- What to work on -
Print all records exactly, leaving nothing out.

- Stored data -
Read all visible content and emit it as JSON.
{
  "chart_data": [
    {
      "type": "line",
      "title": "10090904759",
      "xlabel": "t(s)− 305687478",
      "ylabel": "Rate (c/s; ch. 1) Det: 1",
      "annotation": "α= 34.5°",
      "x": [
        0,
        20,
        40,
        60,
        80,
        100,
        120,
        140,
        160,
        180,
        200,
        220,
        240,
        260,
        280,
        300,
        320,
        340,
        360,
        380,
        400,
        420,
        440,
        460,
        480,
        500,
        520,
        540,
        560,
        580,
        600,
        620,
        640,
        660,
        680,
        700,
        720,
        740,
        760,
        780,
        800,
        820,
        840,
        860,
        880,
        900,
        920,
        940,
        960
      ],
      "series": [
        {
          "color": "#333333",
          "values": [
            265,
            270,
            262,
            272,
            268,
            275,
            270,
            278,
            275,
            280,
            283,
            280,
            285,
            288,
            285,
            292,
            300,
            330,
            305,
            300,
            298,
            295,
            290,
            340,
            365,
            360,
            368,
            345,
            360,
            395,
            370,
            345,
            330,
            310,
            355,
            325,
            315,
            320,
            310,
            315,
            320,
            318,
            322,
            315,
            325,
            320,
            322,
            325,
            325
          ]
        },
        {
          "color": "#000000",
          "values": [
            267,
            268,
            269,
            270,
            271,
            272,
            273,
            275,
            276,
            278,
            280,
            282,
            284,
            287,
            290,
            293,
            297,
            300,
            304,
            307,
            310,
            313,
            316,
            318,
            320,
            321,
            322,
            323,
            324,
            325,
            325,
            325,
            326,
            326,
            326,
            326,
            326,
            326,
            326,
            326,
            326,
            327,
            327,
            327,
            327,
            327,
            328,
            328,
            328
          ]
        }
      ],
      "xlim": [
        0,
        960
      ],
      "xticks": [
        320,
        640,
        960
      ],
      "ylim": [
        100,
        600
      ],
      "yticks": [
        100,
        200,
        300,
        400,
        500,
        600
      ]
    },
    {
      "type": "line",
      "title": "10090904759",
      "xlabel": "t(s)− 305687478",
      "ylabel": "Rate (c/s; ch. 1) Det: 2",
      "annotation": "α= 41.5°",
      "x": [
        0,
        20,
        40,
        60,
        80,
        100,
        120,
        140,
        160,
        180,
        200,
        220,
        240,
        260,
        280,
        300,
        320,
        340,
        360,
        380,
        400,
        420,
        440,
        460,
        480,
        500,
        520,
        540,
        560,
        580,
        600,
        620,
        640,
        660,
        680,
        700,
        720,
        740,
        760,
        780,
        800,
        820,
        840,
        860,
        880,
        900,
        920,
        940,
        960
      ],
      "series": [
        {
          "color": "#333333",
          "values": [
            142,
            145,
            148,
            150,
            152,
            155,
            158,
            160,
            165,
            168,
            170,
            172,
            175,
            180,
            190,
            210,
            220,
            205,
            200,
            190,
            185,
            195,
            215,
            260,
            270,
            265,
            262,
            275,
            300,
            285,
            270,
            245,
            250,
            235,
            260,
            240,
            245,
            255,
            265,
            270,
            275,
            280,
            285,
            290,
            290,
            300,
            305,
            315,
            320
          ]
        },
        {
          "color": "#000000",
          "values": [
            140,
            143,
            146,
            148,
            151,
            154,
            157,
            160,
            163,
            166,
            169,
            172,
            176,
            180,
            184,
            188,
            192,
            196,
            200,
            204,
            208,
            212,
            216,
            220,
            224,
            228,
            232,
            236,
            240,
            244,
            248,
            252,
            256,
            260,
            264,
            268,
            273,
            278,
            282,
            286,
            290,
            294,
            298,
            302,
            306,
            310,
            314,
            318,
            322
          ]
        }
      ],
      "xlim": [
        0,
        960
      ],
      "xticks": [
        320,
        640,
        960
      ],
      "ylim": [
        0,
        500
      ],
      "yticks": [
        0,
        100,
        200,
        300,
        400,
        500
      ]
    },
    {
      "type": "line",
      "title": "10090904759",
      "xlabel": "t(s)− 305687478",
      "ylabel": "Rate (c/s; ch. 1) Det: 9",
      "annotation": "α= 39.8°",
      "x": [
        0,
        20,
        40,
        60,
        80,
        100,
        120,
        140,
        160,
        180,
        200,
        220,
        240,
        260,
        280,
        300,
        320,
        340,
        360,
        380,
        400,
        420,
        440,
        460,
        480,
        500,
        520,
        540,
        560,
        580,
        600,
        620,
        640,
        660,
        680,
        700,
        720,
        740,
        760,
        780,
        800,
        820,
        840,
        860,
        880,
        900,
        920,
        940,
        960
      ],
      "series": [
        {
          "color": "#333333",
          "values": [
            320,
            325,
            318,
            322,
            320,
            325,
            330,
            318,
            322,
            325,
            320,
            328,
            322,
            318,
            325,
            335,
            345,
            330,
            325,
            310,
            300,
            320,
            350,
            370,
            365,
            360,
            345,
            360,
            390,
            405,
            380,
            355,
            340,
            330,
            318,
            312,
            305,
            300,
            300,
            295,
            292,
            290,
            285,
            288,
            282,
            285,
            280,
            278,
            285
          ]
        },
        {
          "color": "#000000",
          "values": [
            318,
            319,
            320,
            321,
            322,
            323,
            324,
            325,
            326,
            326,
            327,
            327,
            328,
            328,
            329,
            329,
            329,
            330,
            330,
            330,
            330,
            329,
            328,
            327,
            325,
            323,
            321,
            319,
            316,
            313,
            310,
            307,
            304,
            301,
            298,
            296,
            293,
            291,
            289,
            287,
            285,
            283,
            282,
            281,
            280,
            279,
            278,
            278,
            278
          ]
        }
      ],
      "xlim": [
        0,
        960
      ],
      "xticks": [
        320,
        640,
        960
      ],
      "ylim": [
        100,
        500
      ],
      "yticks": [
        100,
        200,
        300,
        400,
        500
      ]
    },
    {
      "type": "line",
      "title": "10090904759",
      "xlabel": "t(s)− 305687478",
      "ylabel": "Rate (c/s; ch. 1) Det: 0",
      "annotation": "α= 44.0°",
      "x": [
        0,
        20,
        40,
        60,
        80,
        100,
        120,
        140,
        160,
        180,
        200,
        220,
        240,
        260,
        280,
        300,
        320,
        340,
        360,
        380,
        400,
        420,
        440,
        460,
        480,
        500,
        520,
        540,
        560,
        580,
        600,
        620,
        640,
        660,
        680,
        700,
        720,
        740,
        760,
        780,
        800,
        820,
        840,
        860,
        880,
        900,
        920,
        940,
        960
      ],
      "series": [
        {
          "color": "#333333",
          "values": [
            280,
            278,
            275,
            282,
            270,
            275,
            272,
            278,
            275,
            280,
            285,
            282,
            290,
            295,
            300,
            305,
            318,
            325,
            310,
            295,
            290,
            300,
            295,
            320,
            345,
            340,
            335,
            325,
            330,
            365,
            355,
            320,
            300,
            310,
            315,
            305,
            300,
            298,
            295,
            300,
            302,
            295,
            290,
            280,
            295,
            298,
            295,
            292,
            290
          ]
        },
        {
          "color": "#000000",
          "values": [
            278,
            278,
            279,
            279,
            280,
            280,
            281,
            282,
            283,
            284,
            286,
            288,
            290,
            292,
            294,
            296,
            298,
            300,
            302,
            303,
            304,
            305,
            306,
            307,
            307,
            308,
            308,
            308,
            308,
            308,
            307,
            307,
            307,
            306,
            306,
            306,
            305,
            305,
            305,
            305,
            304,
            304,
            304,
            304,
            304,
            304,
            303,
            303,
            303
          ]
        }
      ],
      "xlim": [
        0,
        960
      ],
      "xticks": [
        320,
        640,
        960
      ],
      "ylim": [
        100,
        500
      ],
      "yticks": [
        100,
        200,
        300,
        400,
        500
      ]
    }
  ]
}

- Result of this exercise -
Read all visible content and emit it as JSON.
{
  "chart_data": [
    {
      "type": "line",
      "title": "10090904759",
      "xlabel": "t(s)− 305687478",
      "ylabel": "Rate (c/s; ch. 1) Det: 1",
      "annotation": "α= 34.5°",
      "x": [
        0,
        20,
        40,
        60,
        80,
        100,
        120,
        140,
        160,
        180,
        200,
        220,
        240,
        260,
        280,
        300,
        320,
        340,
        360,
        380,
        400,
        420,
        440,
        460,
        480,
        500,
        520,
        540,
        560,
        580,
        600,
        620,
        640,
        660,
        680,
        700,
        720,
        740,
        760,
        780,
        800,
        820,
        840,
        860,
        880,
        900,
        920,
        940,
        960
      ],
      "series": [
        {
          "color": "#333333",
          "values": [
            265,
            270,
            262,
            272,
            268,
            275,
            270,
            278,
            275,
            280,
            283,
            280,
            285,
            288,
            285,
            292,
            300,
            330,
            305,
            300,
            298,
            295,
            290,
            340,
            365,
            360,
            368,
            345,
            360,
            395,
            370,
            345,
            330,
            310,
            355,
            325,
            315,
            320,
            310,
            315,
            320,
            318,
            322,
            315,
            325,
            320,
            322,
            325,
            325
          ]
        },
        {
          "color": "#000000",
          "values": [
            267,
            268,
            269,
            270,
            271,
            272,
            273,
            275,
            276,
            278,
            280,
            282,
            284,
            287,
            290,
            293,
            297,
            300,
            304,
            307,
            310,
            313,
            316,
            318,
            320,
            321,
            322,
            323,
            324,
            325,
            325,
            325,
            326,
            326,
            326,
            326,
            326,
            326,
            326,
            326,
            326,
            327,
            327,
            327,
            327,
            327,
            328,
            328,
            328
          ]
        }
      ],
      "xlim": [
        0,
        960
      ],
      "xticks": [
        320,
        640,
        960
      ],
      "ylim": [
        100,
        600
      ],
      "yticks": [
        100,
        200,
        300,
        400,
        500,
        600
      ]
    },
    {
      "type": "line",
      "title": "10090904759",
      "xlabel": "t(s)− 305687478",
      "ylabel": "Rate (c/s; ch. 1) Det: 2",
      "annotation": "α= 41.5°",
      "x": [
        0,
        20,
        40,
        60,
        80,
        100,
        120,
        140,
        160,
        180,
        200,
        220,
        240,
        260,
        280,
        300,
        320,
        340,
        360,
        380,
        400,
        420,
        440,
        460,
        480,
        500,
        520,
        540,
        560,
        580,
        600,
        620,
        640,
        660,
        680,
        700,
        720,
        740,
        760,
        780,
        800,
        820,
        840,
        860,
        880,
        900,
        920,
        940,
        960
      ],
      "series": [
        {
          "color": "#333333",
          "values": [
            142,
            145,
            148,
            150,
            152,
            155,
            158,
            160,
            165,
            168,
            170,
            172,
            175,
            180,
            190,
            210,
            220,
            205,
            200,
            190,
            185,
            195,
            215,
            260,
            270,
            265,
            262,
            275,
            300,
            285,
            270,
            245,
            250,
            235,
            260,
            240,
            245,
            255,
            265,
            270,
            275,
            280,
            285,
            290,
            290,
            300,
            305,
            315,
            320
          ]
        },
        {
          "color": "#000000",
          "values": [
            140,
            143,
            146,
            148,
            151,
            154,
            157,
            160,
            163,
            166,
            169,
            172,
            176,
            180,
            184,
            188,
            192,
            196,
            200,
            204,
            208,
            212,
            216,
            220,
            224,
            228,
            232,
            236,
            240,
            244,
            248,
            252,
            256,
            260,
            264,
            268,
            273,
            278,
            282,
            286,
            290,
            294,
            298,
            302,
            306,
            310,
            314,
            318,
            322
          ]
        }
      ],
      "xlim": [
        0,
        960
      ],
      "xticks": [
        320,
        640,
        960
      ],
      "ylim": [
        0,
        500
      ],
      "yticks": [
        0,
        100,
        200,
        300,
        400,
        500
      ]
    },
    {
      "type": "line",
      "title": "10090904759",
      "xlabel": "t(s)− 305687478",
      "ylabel": "Rate (c/s; ch. 1) Det: 9",
      "annotation": "α= 39.8°",
      "x": [
        0,
        20,
        40,
        60,
        80,
        100,
        120,
        140,
        160,
        180,
        200,
        220,
        240,
        260,
        280,
        300,
        320,
        340,
        360,
        380,
        400,
        420,
        440,
        460,
        480,
        500,
        520,
        540,
        560,
        580,
        600,
        620,
        640,
        660,
        680,
        700,
        720,
        740,
        760,
        780,
        800,
        820,
        840,
        860,
        880,
        900,
        920,
        940,
        960
      ],
      "series": [
        {
          "color": "#333333",
          "values": [
            320,
            325,
            318,
            322,
            320,
            325,
            330,
            318,
            322,
            325,
            320,
            328,
            322,
            318,
            325,
            335,
            345,
            330,
            325,
            310,
            300,
            320,
            350,
            370,
            365,
            360,
            345,
            360,
            390,
            405,
            380,
            355,
            340,
            330,
            318,
            312,
            305,
            300,
            300,
            295,
            292,
            290,
            285,
            288,
            282,
            285,
            280,
            278,
            285
          ]
        },
        {
          "color": "#000000",
          "values": [
            318,
            319,
            320,
            321,
            322,
            323,
            324,
            325,
            326,
            326,
            327,
            327,
            328,
            328,
            329,
            329,
            329,
            330,
            330,
            330,
            330,
            329,
            328,
            327,
            325,
            323,
            321,
            319,
            316,
            313,
            310,
            307,
            304,
            301,
            298,
            296,
            293,
            291,
            289,
            287,
            285,
            283,
            282,
            281,
            280,
            279,
            278,
            278,
            278
          ]
        }
      ],
      "xlim": [
        0,
        960
      ],
      "xticks": [
        320,
        640,
        960
      ],
      "ylim": [
        100,
        500
      ],
      "yticks": [
        100,
        200,
        300,
        400,
        500
      ]
    },
    {
      "type": "line",
      "title": "10090904759",
      "xlabel": "t(s)− 305687478",
      "ylabel": "Rate (c/s; ch. 1) Det: 0",
      "annotation": "α= 44.0°",
      "x": [
        0,
        20,
        40,
        60,
        80,
        100,
        120,
        140,
        160,
        180,
        200,
        220,
        240,
        260,
        280,
        300,
        320,
        340,
        360,
        380,
        400,
        420,
        440,
        460,
        480,
        500,
        520,
        540,
        560,
        580,
        600,
        620,
        640,
        660,
        680,
        700,
        720,
        740,
        760,
        780,
        800,
        820,
        840,
        860,
        880,
        900,
        920,
        940,
        960
      ],
      "series": [
        {
          "color": "#333333",
          "values": [
            280,
            278,
            275,
            282,
            270,
            275,
            272,
            278,
            275,
            280,
            285,
            282,
            290,
            295,
            300,
            305,
            318,
            325,
            310,
            295,
            290,
            300,
            295,
            320,
            345,
            340,
            335,
            325,
            330,
            365,
            355,
            320,
            300,
            310,
            315,
            305,
            300,
            298,
            295,
            300,
            302,
            295,
            290,
            280,
            295,
            298,
            295,
            292,
            290
          ]
        },
        {
          "color": "#000000",
          "values": [
            278,
            278,
            279,
            279,
            280,
            280,
            281,
            282,
            283,
            284,
            286,
            288,
            290,
            292,
            294,
            296,
            298,
            300,
            302,
            303,
            304,
            305,
            306,
            307,
            307,
            308,
            308,
            308,
            308,
            308,
            307,
            307,
            307,
            306,
            306,
            306,
            305,
            305,
            305,
            305,
            304,
            304,
            304,
            304,
            304,
            304,
            303,
            303,
            303
          ]
        }
      ],
      "xlim": [
        0,
        960
      ],
      "xticks": [
        320,
        640,
        960
      ],
      "ylim": [
        100,
        500
      ],
      "yticks": [
        100,
        200,
        300,
        400,
        500
      ]
    }
  ]
}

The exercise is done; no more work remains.